* _Objective_:
The listing beneath should be written out in full, exactly as shown.

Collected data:
---
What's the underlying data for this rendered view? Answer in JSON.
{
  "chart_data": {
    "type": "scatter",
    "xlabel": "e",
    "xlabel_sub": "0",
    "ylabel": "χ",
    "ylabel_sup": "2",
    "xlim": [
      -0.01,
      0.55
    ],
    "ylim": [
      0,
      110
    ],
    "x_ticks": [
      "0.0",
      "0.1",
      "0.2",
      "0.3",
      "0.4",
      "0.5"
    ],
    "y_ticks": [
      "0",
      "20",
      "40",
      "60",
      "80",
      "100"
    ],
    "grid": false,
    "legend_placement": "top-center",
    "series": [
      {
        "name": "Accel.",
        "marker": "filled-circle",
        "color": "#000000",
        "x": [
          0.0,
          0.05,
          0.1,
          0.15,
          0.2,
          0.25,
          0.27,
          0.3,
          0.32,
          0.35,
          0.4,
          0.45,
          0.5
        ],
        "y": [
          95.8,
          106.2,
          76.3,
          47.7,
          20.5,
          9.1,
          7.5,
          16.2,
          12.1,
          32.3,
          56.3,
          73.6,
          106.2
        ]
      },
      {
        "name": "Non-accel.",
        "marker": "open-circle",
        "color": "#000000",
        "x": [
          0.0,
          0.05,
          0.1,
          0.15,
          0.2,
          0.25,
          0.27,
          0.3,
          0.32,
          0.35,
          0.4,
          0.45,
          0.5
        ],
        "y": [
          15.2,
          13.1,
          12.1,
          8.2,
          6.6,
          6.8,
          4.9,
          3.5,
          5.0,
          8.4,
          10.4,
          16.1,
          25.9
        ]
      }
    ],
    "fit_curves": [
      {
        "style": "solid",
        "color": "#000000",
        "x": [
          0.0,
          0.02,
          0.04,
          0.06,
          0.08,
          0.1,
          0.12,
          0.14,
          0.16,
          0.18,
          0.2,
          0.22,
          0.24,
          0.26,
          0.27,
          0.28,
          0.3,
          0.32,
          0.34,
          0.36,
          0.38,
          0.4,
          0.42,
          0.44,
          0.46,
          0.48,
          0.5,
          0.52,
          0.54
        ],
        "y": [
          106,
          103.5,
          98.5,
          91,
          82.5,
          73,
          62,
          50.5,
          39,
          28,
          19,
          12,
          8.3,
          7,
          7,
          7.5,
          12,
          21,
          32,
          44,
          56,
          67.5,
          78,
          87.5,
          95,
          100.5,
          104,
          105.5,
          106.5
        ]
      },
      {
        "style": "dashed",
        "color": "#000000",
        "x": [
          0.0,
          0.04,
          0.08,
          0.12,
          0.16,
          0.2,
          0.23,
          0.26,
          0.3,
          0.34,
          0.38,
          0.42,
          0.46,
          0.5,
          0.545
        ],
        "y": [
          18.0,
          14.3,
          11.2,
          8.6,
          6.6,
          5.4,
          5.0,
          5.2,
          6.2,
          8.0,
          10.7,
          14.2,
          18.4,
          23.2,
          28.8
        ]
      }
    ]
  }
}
---
* _Solution to this task_:
What's the underlying data for this rendered view? Answer in JSON.
{
  "chart_data": {
    "type": "scatter",
    "xlabel": "e",
    "xlabel_sub": "0",
    "ylabel": "χ",
    "ylabel_sup": "2",
    "xlim": [
      -0.01,
      0.55
    ],
    "ylim": [
      0,
      110
    ],
    "x_ticks": [
      "0.0",
      "0.1",
      "0.2",
      "0.3",
      "0.4",
      "0.5"
    ],
    "y_ticks": [
      "0",
      "20",
      "40",
      "60",
      "80",
      "100"
    ],
    "grid": false,
    "legend_placement": "top-center",
    "series": [
      {
        "name": "Accel.",
        "marker": "filled-circle",
        "color": "#000000",
        "x": [
          0.0,
          0.05,
          0.1,
          0.15,
          0.2,
          0.25,
          0.27,
          0.3,
          0.32,
          0.35,
          0.4,
          0.45,
          0.5
        ],
        "y": [
          95.8,
          106.2,
          76.3,
          47.7,
          20.5,
          9.1,
          7.5,
          16.2,
          12.1,
          32.3,
          56.3,
          73.6,
          106.2
        ]
      },
      {
        "name": "Non-accel.",
        "marker": "open-circle",
        "color": "#000000",
        "x": [
          0.0,
          0.05,
          0.1,
          0.15,
          0.2,
          0.25,
          0.27,
          0.3,
          0.32,
          0.35,
          0.4,
          0.45,
          0.5
        ],
        "y": [
          15.2,
          13.1,
          12.1,
          8.2,
          6.6,
          6.8,
          4.9,
          3.5,
          5.0,
          8.4,
          10.4,
          16.1,
          25.9
        ]
      }
    ],
    "fit_curves": [
      {
        "style": "solid",
        "color": "#000000",
        "x": [
          0.0,
          0.02,
          0.04,
          0.06,
          0.08,
          0.1,
          0.12,
          0.14,
          0.16,
          0.18,
          0.2,
          0.22,
          0.24,
          0.26,
          0.27,
          0.28,
          0.3,
          0.32,
          0.34,
          0.36,
          0.38,
          0.4,
          0.42,
          0.44,
          0.46,
          0.48,
          0.5,
          0.52,
          0.54
        ],
        "y": [
          106,
          103.5,
          98.5,
          91,
          82.5,
          73,
          62,
          50.5,
          39,
          28,
          19,
          12,
          8.3,
          7,
          7,
          7.5,
          12,
          21,
          32,
          44,
          56,
          67.5,
          78,
          87.5,
          95,
          100.5,
          104,
          105.5,
          106.5
        ]
      },
      {
        "style": "dashed",
        "color": "#000000",
        "x": [
          0.0,
          0.04,
          0.08,
          0.12,
          0.16,
          0.2,
          0.23,
          0.26,
          0.3,
          0.34,
          0.38,
          0.42,
          0.46,
          0.5,
          0.545
        ],
        "y": [
          18.0,
          14.3,
          11.2,
          8.6,
          6.6,
          5.4,
          5.0,
          5.2,
          6.2,
          8.0,
          10.7,
          14.2,
          18.4,
          23.2,
          28.8
        ]
      }
    ]
  }
}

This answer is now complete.